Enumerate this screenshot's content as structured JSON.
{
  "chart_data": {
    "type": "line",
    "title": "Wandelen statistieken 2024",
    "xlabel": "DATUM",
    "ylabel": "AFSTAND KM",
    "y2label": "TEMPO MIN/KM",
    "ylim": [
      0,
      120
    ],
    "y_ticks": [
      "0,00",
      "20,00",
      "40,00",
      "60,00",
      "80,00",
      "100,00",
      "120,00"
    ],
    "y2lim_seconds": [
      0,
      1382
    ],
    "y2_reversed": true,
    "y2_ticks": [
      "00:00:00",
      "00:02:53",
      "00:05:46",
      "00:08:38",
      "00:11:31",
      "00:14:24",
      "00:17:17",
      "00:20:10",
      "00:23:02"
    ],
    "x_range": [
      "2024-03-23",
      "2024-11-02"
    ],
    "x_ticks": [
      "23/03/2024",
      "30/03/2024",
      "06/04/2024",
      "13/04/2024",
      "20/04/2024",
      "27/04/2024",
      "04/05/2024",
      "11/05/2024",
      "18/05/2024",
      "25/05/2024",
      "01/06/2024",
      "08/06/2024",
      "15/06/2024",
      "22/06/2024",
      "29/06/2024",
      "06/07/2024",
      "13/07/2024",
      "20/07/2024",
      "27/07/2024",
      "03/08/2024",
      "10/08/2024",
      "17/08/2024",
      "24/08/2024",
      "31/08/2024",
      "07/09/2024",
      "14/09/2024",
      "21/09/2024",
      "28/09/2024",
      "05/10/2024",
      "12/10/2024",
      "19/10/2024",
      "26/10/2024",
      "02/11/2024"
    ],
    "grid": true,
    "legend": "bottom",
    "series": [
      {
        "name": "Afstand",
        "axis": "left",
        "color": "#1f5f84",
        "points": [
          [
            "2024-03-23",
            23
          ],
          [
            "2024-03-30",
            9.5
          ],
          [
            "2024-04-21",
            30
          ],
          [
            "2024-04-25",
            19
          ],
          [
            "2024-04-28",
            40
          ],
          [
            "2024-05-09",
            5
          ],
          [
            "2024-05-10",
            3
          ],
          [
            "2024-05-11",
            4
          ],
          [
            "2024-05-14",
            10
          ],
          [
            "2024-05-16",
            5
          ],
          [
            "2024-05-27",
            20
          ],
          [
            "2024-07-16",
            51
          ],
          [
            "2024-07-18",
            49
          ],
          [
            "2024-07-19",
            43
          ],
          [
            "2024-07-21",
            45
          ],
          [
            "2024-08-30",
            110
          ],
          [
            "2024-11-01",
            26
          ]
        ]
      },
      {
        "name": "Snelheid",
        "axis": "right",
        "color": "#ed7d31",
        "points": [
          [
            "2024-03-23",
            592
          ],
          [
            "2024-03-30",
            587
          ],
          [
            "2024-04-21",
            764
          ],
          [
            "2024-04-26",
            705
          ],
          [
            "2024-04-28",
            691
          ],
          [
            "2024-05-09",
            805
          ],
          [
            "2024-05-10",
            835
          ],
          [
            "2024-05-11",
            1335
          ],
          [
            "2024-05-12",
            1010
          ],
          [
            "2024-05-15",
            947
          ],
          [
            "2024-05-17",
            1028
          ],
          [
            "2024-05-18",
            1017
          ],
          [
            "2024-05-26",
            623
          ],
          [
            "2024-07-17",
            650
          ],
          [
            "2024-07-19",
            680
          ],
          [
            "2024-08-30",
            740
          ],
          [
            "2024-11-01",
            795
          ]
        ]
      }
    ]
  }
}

Task requirements:
Would you restate each of the entries word for word?

Expected answer:
Enumerate this screenshot's content as structured JSON.
{
  "chart_data": {
    "type": "line",
    "title": "Wandelen statistieken 2024",
    "xlabel": "DATUM",
    "ylabel": "AFSTAND KM",
    "y2label": "TEMPO MIN/KM",
    "ylim": [
      0,
      120
    ],
    "y_ticks": [
      "0,00",
      "20,00",
      "40,00",
      "60,00",
      "80,00",
      "100,00",
      "120,00"
    ],
    "y2lim_seconds": [
      0,
      1382
    ],
    "y2_reversed": true,
    "y2_ticks": [
      "00:00:00",
      "00:02:53",
      "00:05:46",
      "00:08:38",
      "00:11:31",
      "00:14:24",
      "00:17:17",
      "00:20:10",
      "00:23:02"
    ],
    "x_range": [
      "2024-03-23",
      "2024-11-02"
    ],
    "x_ticks": [
      "23/03/2024",
      "30/03/2024",
      "06/04/2024",
      "13/04/2024",
      "20/04/2024",
      "27/04/2024",
      "04/05/2024",
      "11/05/2024",
      "18/05/2024",
      "25/05/2024",
      "01/06/2024",
      "08/06/2024",
      "15/06/2024",
      "22/06/2024",
      "29/06/2024",
      "06/07/2024",
      "13/07/2024",
      "20/07/2024",
      "27/07/2024",
      "03/08/2024",
      "10/08/2024",
      "17/08/2024",
      "24/08/2024",
      "31/08/2024",
      "07/09/2024",
      "14/09/2024",
      "21/09/2024",
      "28/09/2024",
      "05/10/2024",
      "12/10/2024",
      "19/10/2024",
      "26/10/2024",
      "02/11/2024"
    ],
    "grid": true,
    "legend": "bottom",
    "series": [
      {
        "name": "Afstand",
        "axis": "left",
        "color": "#1f5f84",
        "points": [
          [
            "2024-03-23",
            23
          ],
          [
            "2024-03-30",
            9.5
          ],
          [
            "2024-04-21",
            30
          ],
          [
            "2024-04-25",
            19
          ],
          [
            "2024-04-28",
            40
          ],
          [
            "2024-05-09",
            5
          ],
          [
            "2024-05-10",
            3
          ],
          [
            "2024-05-11",
            4
          ],
          [
            "2024-05-14",
            10
          ],
          [
            "2024-05-16",
            5
          ],
          [
            "2024-05-27",
            20
          ],
          [
            "2024-07-16",
            51
          ],
          [
            "2024-07-18",
            49
          ],
          [
            "2024-07-19",
            43
          ],
          [
            "2024-07-21",
            45
          ],
          [
            "2024-08-30",
            110
          ],
          [
            "2024-11-01",
            26
          ]
        ]
      },
      {
        "name": "Snelheid",
        "axis": "right",
        "color": "#ed7d31",
        "points": [
          [
            "2024-03-23",
            592
          ],
          [
            "2024-03-30",
            587
          ],
          [
            "2024-04-21",
            764
          ],
          [
            "2024-04-26",
            705
          ],
          [
            "2024-04-28",
            691
          ],
          [
            "2024-05-09",
            805
          ],
          [
            "2024-05-10",
            835
          ],
          [
            "2024-05-11",
            1335
          ],
          [
            "2024-05-12",
            1010
          ],
          [
            "2024-05-15",
            947
          ],
          [
            "2024-05-17",
            1028
          ],
          [
            "2024-05-18",
            1017
          ],
          [
            "2024-05-26",
            623
          ],
          [
            "2024-07-17",
            650
          ],
          [
            "2024-07-19",
            680
          ],
          [
            "2024-08-30",
            740
          ],
          [
            "2024-11-01",
            795
          ]
        ]
      }
    ]
  }
}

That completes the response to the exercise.